— Exercise aim —
Repeat the whole listing exactly as written.

──────── Data shown

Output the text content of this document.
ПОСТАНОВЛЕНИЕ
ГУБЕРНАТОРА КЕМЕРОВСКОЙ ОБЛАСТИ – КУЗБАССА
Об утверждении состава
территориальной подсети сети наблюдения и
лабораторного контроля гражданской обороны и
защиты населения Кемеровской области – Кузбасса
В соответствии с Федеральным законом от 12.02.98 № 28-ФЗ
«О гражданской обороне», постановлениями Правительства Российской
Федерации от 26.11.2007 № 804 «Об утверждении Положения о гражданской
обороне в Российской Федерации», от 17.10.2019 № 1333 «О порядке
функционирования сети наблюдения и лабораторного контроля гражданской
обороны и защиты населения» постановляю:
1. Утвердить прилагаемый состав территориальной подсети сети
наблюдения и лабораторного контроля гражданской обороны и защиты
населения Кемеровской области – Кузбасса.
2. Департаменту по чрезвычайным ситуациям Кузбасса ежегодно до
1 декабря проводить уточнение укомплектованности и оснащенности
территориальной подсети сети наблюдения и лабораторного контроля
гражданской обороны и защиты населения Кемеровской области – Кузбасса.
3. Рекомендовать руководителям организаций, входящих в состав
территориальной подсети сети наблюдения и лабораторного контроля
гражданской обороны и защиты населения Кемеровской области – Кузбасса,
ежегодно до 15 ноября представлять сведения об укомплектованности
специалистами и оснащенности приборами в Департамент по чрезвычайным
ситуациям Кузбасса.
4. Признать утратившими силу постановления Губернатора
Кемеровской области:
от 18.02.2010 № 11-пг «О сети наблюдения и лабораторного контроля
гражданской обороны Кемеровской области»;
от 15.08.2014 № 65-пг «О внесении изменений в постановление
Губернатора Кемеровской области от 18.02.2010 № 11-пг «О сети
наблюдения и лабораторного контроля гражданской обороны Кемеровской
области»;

────────────────

— Exercise response —
Output the text content of this document.
ПОСТАНОВЛЕНИЕ
ГУБЕРНАТОРА КЕМЕРОВСКОЙ ОБЛАСТИ – КУЗБАССА
Об утверждении состава
территориальной подсети сети наблюдения и
лабораторного контроля гражданской обороны и
защиты населения Кемеровской области – Кузбасса
В соответствии с Федеральным законом от 12.02.98 № 28-ФЗ
«О гражданской обороне», постановлениями Правительства Российской
Федерации от 26.11.2007 № 804 «Об утверждении Положения о гражданской
обороне в Российской Федерации», от 17.10.2019 № 1333 «О порядке
функционирования сети наблюдения и лабораторного контроля гражданской
обороны и защиты населения» постановляю:
1. Утвердить прилагаемый состав территориальной подсети сети
наблюдения и лабораторного контроля гражданской обороны и защиты
населения Кемеровской области – Кузбасса.
2. Департаменту по чрезвычайным ситуациям Кузбасса ежегодно до
1 декабря проводить уточнение укомплектованности и оснащенности
территориальной подсети сети наблюдения и лабораторного контроля
гражданской обороны и защиты населения Кемеровской области – Кузбасса.
3. Рекомендовать руководителям организаций, входящих в состав
территориальной подсети сети наблюдения и лабораторного контроля
гражданской обороны и защиты населения Кемеровской области – Кузбасса,
ежегодно до 15 ноября представлять сведения об укомплектованности
специалистами и оснащенности приборами в Департамент по чрезвычайным
ситуациям Кузбасса.
4. Признать утратившими силу постановления Губернатора
Кемеровской области:
от 18.02.2010 № 11-пг «О сети наблюдения и лабораторного контроля
гражданской обороны Кемеровской области»;
от 15.08.2014 № 65-пг «О внесении изменений в постановление
Губернатора Кемеровской области от 18.02.2010 № 11-пг «О сети
наблюдения и лабораторного контроля гражданской обороны Кемеровской
области»;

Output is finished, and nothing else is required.